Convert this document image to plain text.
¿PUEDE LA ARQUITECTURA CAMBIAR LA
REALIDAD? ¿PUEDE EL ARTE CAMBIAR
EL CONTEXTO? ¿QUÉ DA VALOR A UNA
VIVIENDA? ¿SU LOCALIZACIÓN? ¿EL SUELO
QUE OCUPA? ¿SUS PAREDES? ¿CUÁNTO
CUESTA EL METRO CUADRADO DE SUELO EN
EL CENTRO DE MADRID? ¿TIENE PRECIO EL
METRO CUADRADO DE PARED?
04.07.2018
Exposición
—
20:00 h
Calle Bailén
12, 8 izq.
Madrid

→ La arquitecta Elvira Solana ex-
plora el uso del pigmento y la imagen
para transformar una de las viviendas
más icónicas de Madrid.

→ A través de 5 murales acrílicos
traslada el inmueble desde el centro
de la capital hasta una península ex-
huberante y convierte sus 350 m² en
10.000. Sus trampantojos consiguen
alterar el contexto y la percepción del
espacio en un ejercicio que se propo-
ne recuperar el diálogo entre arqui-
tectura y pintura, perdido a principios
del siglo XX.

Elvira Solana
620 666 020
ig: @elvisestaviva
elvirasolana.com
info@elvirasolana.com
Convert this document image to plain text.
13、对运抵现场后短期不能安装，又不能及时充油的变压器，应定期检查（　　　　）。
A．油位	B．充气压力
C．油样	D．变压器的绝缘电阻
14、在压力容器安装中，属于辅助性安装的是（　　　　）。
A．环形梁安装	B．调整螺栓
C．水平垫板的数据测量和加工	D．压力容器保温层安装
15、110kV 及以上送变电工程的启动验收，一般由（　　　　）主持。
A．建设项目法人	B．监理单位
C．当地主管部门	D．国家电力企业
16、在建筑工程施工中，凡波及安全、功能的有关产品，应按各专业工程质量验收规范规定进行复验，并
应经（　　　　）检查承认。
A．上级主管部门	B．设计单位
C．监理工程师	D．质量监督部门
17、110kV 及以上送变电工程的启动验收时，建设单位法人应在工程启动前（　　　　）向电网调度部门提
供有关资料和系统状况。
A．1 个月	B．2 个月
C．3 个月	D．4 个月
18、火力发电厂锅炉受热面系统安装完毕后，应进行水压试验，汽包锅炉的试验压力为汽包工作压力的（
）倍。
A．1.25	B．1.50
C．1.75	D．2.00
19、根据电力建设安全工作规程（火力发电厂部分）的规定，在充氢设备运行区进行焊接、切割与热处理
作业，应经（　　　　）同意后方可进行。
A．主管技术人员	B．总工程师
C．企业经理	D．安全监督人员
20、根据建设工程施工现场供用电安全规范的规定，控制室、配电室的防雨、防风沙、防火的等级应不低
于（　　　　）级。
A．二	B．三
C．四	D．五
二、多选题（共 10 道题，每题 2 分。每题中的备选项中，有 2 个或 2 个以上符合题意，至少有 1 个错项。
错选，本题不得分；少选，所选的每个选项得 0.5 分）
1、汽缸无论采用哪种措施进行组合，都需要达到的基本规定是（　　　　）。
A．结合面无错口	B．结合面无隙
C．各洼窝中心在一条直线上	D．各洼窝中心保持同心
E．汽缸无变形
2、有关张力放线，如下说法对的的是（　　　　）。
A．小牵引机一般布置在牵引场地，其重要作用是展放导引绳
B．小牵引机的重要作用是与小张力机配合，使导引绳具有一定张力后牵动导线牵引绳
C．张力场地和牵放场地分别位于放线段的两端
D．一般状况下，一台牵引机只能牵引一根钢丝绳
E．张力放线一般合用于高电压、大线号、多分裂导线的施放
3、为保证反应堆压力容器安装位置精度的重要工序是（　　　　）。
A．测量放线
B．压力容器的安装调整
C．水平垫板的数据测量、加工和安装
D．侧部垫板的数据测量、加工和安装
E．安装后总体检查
----
> EXERCISE DETAILS:
A line counts if it holds the word "CUADRADO". How many lines of the entries count? Give the number only.

> FULL RESPONSE:
2